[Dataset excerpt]
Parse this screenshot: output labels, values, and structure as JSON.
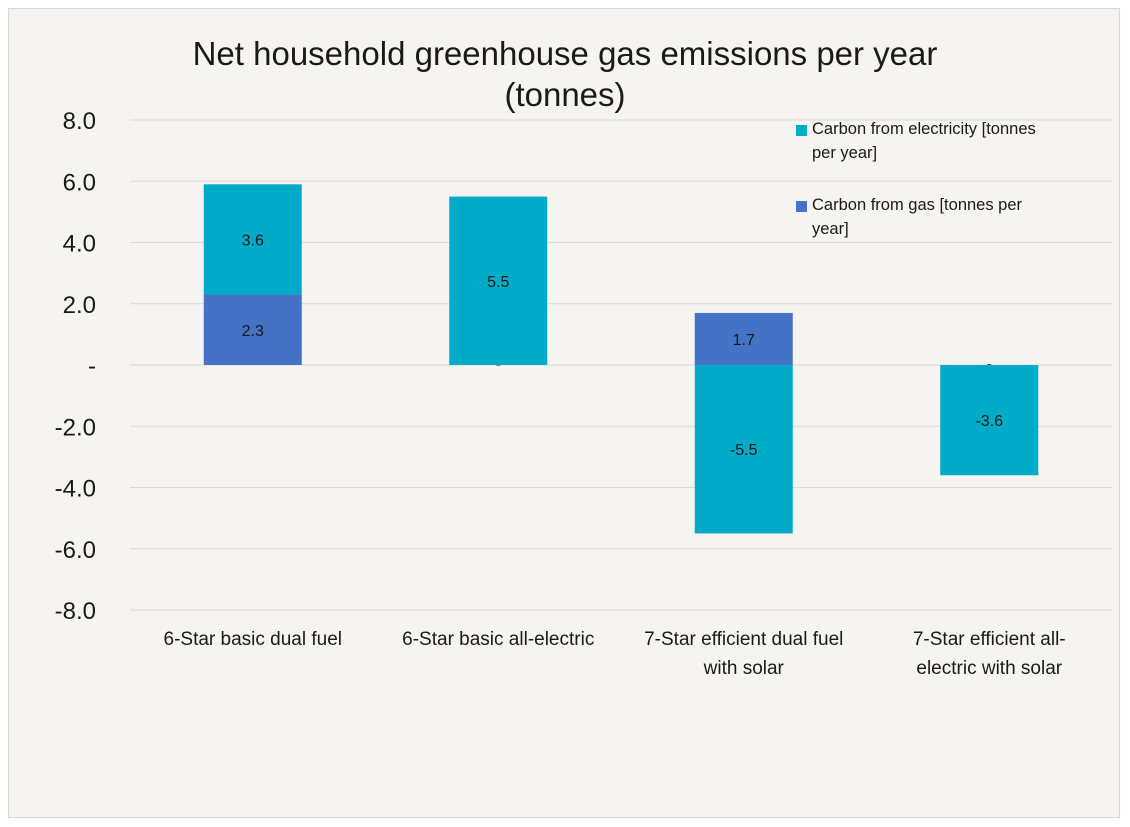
{
  "chart_data": {
    "type": "bar",
    "stacked": true,
    "title": "Net household greenhouse gas emissions per year (tonnes)",
    "title_lines": [
      "Net household greenhouse gas emissions per year",
      "(tonnes)"
    ],
    "categories": [
      [
        "6-Star basic dual fuel"
      ],
      [
        "6-Star basic all-electric"
      ],
      [
        "7-Star efficient dual fuel",
        "with solar"
      ],
      [
        "7-Star efficient all-",
        "electric with solar"
      ]
    ],
    "series": [
      {
        "name": "Carbon from gas [tonnes per year]",
        "legend_lines": [
          "Carbon from gas [tonnes per",
          "year]"
        ],
        "color": "#4472c4",
        "values": [
          2.3,
          0,
          1.7,
          0
        ],
        "labels": [
          "2.3",
          "-",
          "1.7",
          "-"
        ]
      },
      {
        "name": "Carbon from electricity [tonnes per year]",
        "legend_lines": [
          "Carbon from electricity [tonnes",
          "per year]"
        ],
        "color": "#00abc8",
        "values": [
          3.6,
          5.5,
          -5.5,
          -3.6
        ],
        "labels": [
          "3.6",
          "5.5",
          "-5.5",
          "-3.6"
        ]
      }
    ],
    "ylim": [
      -8,
      8
    ],
    "yticks": [
      8,
      6,
      4,
      2,
      0,
      -2,
      -4,
      -6,
      -8
    ],
    "ytick_labels": [
      "8.0",
      "6.0",
      "4.0",
      "2.0",
      "-",
      "-2.0",
      "-4.0",
      "-6.0",
      "-8.0"
    ],
    "grid": true,
    "legend_position": "top-right"
  },
  "colors": {
    "background": "#f5f4f0",
    "grid": "#d9d9d9",
    "text": "#1a1a1a"
  }
}
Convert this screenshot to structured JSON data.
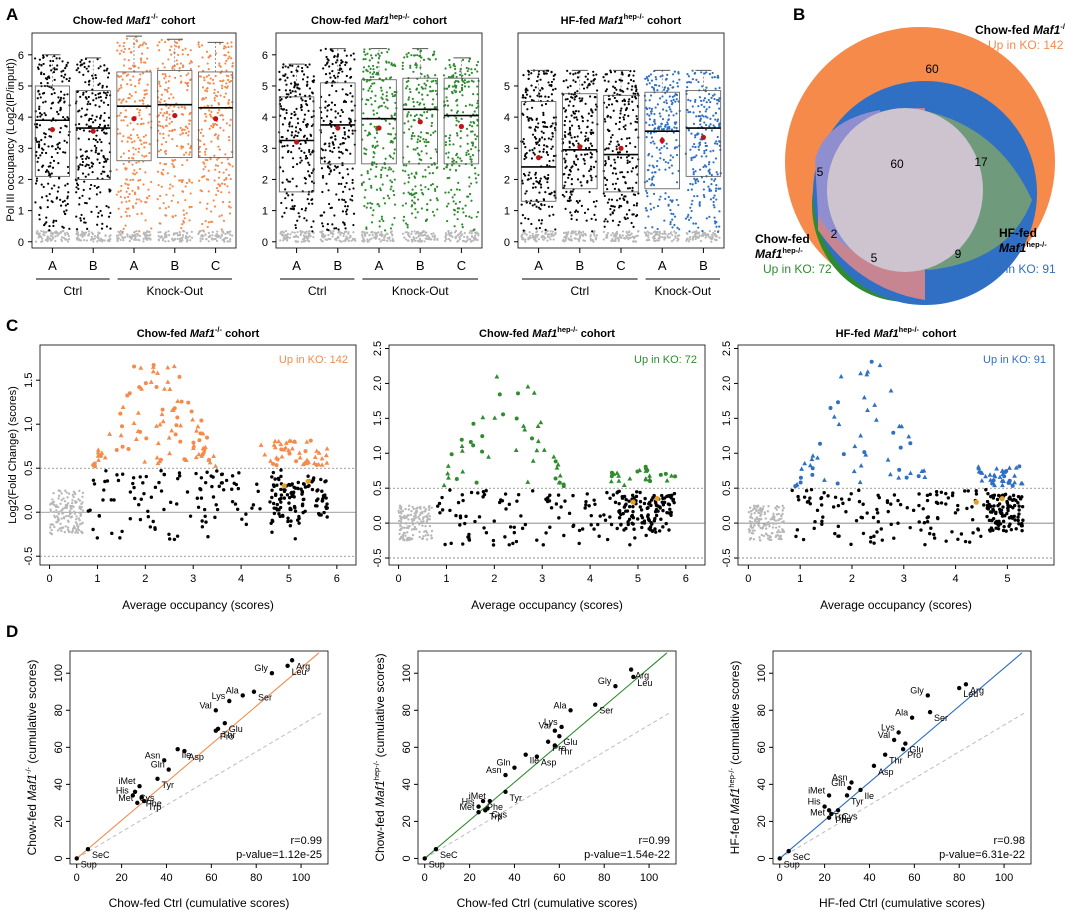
{
  "figure": {
    "panel_labels": [
      "A",
      "B",
      "C",
      "D"
    ]
  },
  "colors": {
    "ctrl": "#000000",
    "faded": "#b8b8b8",
    "chow_maf1": "#f58a4b",
    "chow_hep": "#2e8b2e",
    "hf_hep": "#2f6fc4",
    "mean_marker": "#c0141a",
    "highlight": "#e8a020",
    "venn_lilac": "#8f8fd0",
    "venn_grey": "#cdc4cf",
    "venn_sage": "#6f9a7c",
    "venn_pink": "#e28a8a"
  },
  "panelA": {
    "ylabel": "Pol III occupancy (Log2(IP/input))",
    "group_ctrl": "Ctrl",
    "group_ko": "Knock-Out",
    "plots": [
      {
        "title_pre": "Chow-fed ",
        "title_gene": "Maf1",
        "title_sup": "-/-",
        "title_post": " cohort",
        "ymax": 6,
        "series": "chow_maf1",
        "cats": [
          "A",
          "B",
          "A",
          "B",
          "C"
        ],
        "ctrl_n": 2,
        "q1": [
          2.1,
          2.0,
          2.6,
          2.7,
          2.7
        ],
        "med": [
          3.9,
          3.65,
          4.35,
          4.4,
          4.3
        ],
        "q3": [
          5.0,
          4.85,
          5.45,
          5.5,
          5.45
        ],
        "mean": [
          3.6,
          3.55,
          3.95,
          4.05,
          3.95
        ],
        "wmax": [
          6.0,
          5.9,
          6.6,
          6.5,
          6.4
        ]
      },
      {
        "title_pre": "Chow-fed ",
        "title_gene": "Maf1",
        "title_sup": "hep-/-",
        "title_post": " cohort",
        "ymax": 6,
        "series": "chow_hep",
        "cats": [
          "A",
          "B",
          "A",
          "B",
          "C"
        ],
        "ctrl_n": 2,
        "q1": [
          1.6,
          2.5,
          2.5,
          2.5,
          2.5
        ],
        "med": [
          3.25,
          3.75,
          3.95,
          4.25,
          4.05
        ],
        "q3": [
          4.65,
          5.1,
          5.2,
          5.25,
          5.25
        ],
        "mean": [
          3.2,
          3.65,
          3.65,
          3.85,
          3.7
        ],
        "wmax": [
          5.7,
          6.2,
          6.2,
          6.2,
          5.9
        ]
      },
      {
        "title_pre": "HF-fed ",
        "title_gene": "Maf1",
        "title_sup": "hep-/-",
        "title_post": " cohort",
        "ymax": 5,
        "series": "hf_hep",
        "cats": [
          "A",
          "B",
          "C",
          "A",
          "B"
        ],
        "ctrl_n": 3,
        "q1": [
          1.3,
          1.7,
          1.6,
          1.7,
          2.1
        ],
        "med": [
          2.4,
          2.95,
          2.8,
          3.55,
          3.65
        ],
        "q3": [
          4.5,
          4.75,
          4.7,
          4.8,
          4.85
        ],
        "mean": [
          2.7,
          3.05,
          3.0,
          3.25,
          3.35
        ],
        "wmax": [
          5.5,
          5.5,
          5.5,
          5.5,
          5.5
        ]
      }
    ]
  },
  "panelB": {
    "labels": {
      "chow_maf1_title_pre": "Chow-fed ",
      "chow_maf1_gene": "Maf1",
      "chow_maf1_sup": "-/-",
      "chow_maf1_up": "Up in KO: 142",
      "chow_hep_line1": "Chow-fed",
      "chow_hep_gene": "Maf1",
      "chow_hep_sup": "hep-/-",
      "chow_hep_up": "Up in KO: 72",
      "hf_hep_line1": "HF-fed",
      "hf_hep_gene": "Maf1",
      "hf_hep_sup": "hep-/-",
      "hf_hep_up": "Up in KO: 91"
    },
    "counts": {
      "maf1_only": "60",
      "maf1_hf": "17",
      "maf1_chow": "5",
      "all_three": "60",
      "chow_only": "2",
      "chow_hf": "5",
      "hf_only": "9"
    }
  },
  "chart_data": [
    {
      "type": "scatter",
      "panel": "C1",
      "title": "Chow-fed Maf1-/- cohort",
      "xlabel": "Average occupancy (scores)",
      "ylabel": "Log2(Fold Change) (scores)",
      "xlim": [
        -0.2,
        6.4
      ],
      "ylim": [
        -0.6,
        1.9
      ],
      "xticks": [
        0,
        1,
        2,
        3,
        4,
        5,
        6
      ],
      "yticks": [
        -0.5,
        0.0,
        0.5,
        1.0,
        1.5
      ],
      "threshold": 0.5,
      "annotation": "Up in KO: 142",
      "series": "chow_maf1",
      "seed": 11,
      "peak": 1.85
    },
    {
      "type": "scatter",
      "panel": "C2",
      "title": "Chow-fed Maf1hep-/- cohort",
      "xlabel": "Average occupancy (scores)",
      "ylabel": "",
      "xlim": [
        -0.2,
        6.4
      ],
      "ylim": [
        -0.6,
        2.55
      ],
      "xticks": [
        0,
        1,
        2,
        3,
        4,
        5,
        6
      ],
      "yticks": [
        -0.5,
        0.0,
        0.5,
        1.0,
        1.5,
        2.0,
        2.5
      ],
      "threshold": 0.5,
      "annotation": "Up in KO: 72",
      "series": "chow_hep",
      "seed": 23,
      "peak": 2.45
    },
    {
      "type": "scatter",
      "panel": "C3",
      "title": "HF-fed Maf1hep-/- cohort",
      "xlabel": "Average occupancy (scores)",
      "ylabel": "",
      "xlim": [
        -0.2,
        5.9
      ],
      "ylim": [
        -0.6,
        2.55
      ],
      "xticks": [
        0,
        1,
        2,
        3,
        4,
        5
      ],
      "yticks": [
        -0.5,
        0.0,
        0.5,
        1.0,
        1.5,
        2.0,
        2.5
      ],
      "threshold": 0.5,
      "annotation": "Up in KO: 91",
      "series": "hf_hep",
      "seed": 37,
      "peak": 2.4
    },
    {
      "type": "scatter",
      "panel": "D1",
      "xlabel": "Chow-fed Ctrl (cumulative scores)",
      "ylabel_pre": "Chow-fed ",
      "ylabel_gene": "Maf1",
      "ylabel_sup": "-/-",
      "ylabel_post": " (cumulative scores)",
      "xlim": [
        -3,
        112
      ],
      "ylim": [
        -3,
        112
      ],
      "ticks": [
        0,
        20,
        40,
        60,
        80,
        100
      ],
      "r": "r=0.99",
      "p": "p-value=1.12e-25",
      "series": "chow_maf1",
      "points": [
        [
          "Sup",
          0,
          0
        ],
        [
          "SeC",
          5,
          5
        ],
        [
          "Met",
          27,
          30
        ],
        [
          "Trp",
          30,
          31
        ],
        [
          "Phe",
          29,
          33
        ],
        [
          "His",
          25,
          34
        ],
        [
          "Cys",
          26,
          36
        ],
        [
          "iMet",
          28,
          39
        ],
        [
          "Tyr",
          36,
          43
        ],
        [
          "Gln",
          41,
          48
        ],
        [
          "Asn",
          39,
          53
        ],
        [
          "Ile",
          45,
          59
        ],
        [
          "Asp",
          48,
          58
        ],
        [
          "Pro",
          62,
          69
        ],
        [
          "Thr",
          63,
          70
        ],
        [
          "Glu",
          66,
          73
        ],
        [
          "Val",
          62,
          80
        ],
        [
          "Lys",
          68,
          85
        ],
        [
          "Ala",
          74,
          88
        ],
        [
          "Ser",
          79,
          90
        ],
        [
          "Gly",
          87,
          100
        ],
        [
          "Leu",
          94,
          104
        ],
        [
          "Arg",
          96,
          107
        ]
      ]
    },
    {
      "type": "scatter",
      "panel": "D2",
      "xlabel": "Chow-fed Ctrl (cumulative scores)",
      "ylabel_pre": "Chow-fed ",
      "ylabel_gene": "Maf1",
      "ylabel_sup": "hep-/-",
      "ylabel_post": " (cumulative scores)",
      "xlim": [
        -3,
        112
      ],
      "ylim": [
        -3,
        112
      ],
      "ticks": [
        0,
        20,
        40,
        60,
        80,
        100
      ],
      "r": "r=0.99",
      "p": "p-value=1.54e-22",
      "series": "chow_hep",
      "points": [
        [
          "Sup",
          0,
          0
        ],
        [
          "SeC",
          5,
          5
        ],
        [
          "Met",
          24,
          25
        ],
        [
          "Trp",
          27,
          26
        ],
        [
          "His",
          24,
          28
        ],
        [
          "Cys",
          28,
          27
        ],
        [
          "Phe",
          26,
          31
        ],
        [
          "iMet",
          29,
          31
        ],
        [
          "Tyr",
          36,
          36
        ],
        [
          "Asn",
          36,
          45
        ],
        [
          "Gln",
          40,
          49
        ],
        [
          "Ile",
          45,
          56
        ],
        [
          "Asp",
          50,
          55
        ],
        [
          "Pro",
          55,
          63
        ],
        [
          "Thr",
          58,
          61
        ],
        [
          "Glu",
          60,
          66
        ],
        [
          "Val",
          58,
          69
        ],
        [
          "Lys",
          61,
          71
        ],
        [
          "Ala",
          65,
          80
        ],
        [
          "Ser",
          76,
          83
        ],
        [
          "Gly",
          85,
          93
        ],
        [
          "Arg",
          92,
          102
        ],
        [
          "Leu",
          93,
          98
        ]
      ]
    },
    {
      "type": "scatter",
      "panel": "D3",
      "xlabel": "HF-fed Ctrl (cumulative scores)",
      "ylabel_pre": "HF-fed ",
      "ylabel_gene": "Maf1",
      "ylabel_sup": "hep-/-",
      "ylabel_post": " (cumulative scores)",
      "xlim": [
        -3,
        112
      ],
      "ylim": [
        -3,
        112
      ],
      "ticks": [
        0,
        20,
        40,
        60,
        80,
        100
      ],
      "r": "r=0.98",
      "p": "p-value=6.31e-22",
      "series": "hf_hep",
      "points": [
        [
          "Sup",
          0,
          0
        ],
        [
          "SeC",
          4,
          4
        ],
        [
          "Met",
          22,
          22
        ],
        [
          "Phe",
          23,
          24
        ],
        [
          "Trp",
          22,
          26
        ],
        [
          "Cys",
          26,
          26
        ],
        [
          "His",
          20,
          28
        ],
        [
          "iMet",
          22,
          34
        ],
        [
          "Tyr",
          30,
          34
        ],
        [
          "Gln",
          31,
          38
        ],
        [
          "Asn",
          32,
          41
        ],
        [
          "Ile",
          36,
          37
        ],
        [
          "Asp",
          42,
          50
        ],
        [
          "Thr",
          47,
          56
        ],
        [
          "Pro",
          55,
          59
        ],
        [
          "Glu",
          56,
          62
        ],
        [
          "Val",
          51,
          64
        ],
        [
          "Lys",
          53,
          68
        ],
        [
          "Ala",
          59,
          76
        ],
        [
          "Ser",
          67,
          79
        ],
        [
          "Gly",
          66,
          88
        ],
        [
          "Leu",
          80,
          92
        ],
        [
          "Arg",
          83,
          94
        ]
      ]
    }
  ]
}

**DESCRIPTION OF THE TASK**
Pick out the lines that have the word "screenshot". Copy them all.

**REPLY**
Parse this screenshot: output labels, values, and structure as JSON.
Convert this screenshot to structured JSON data.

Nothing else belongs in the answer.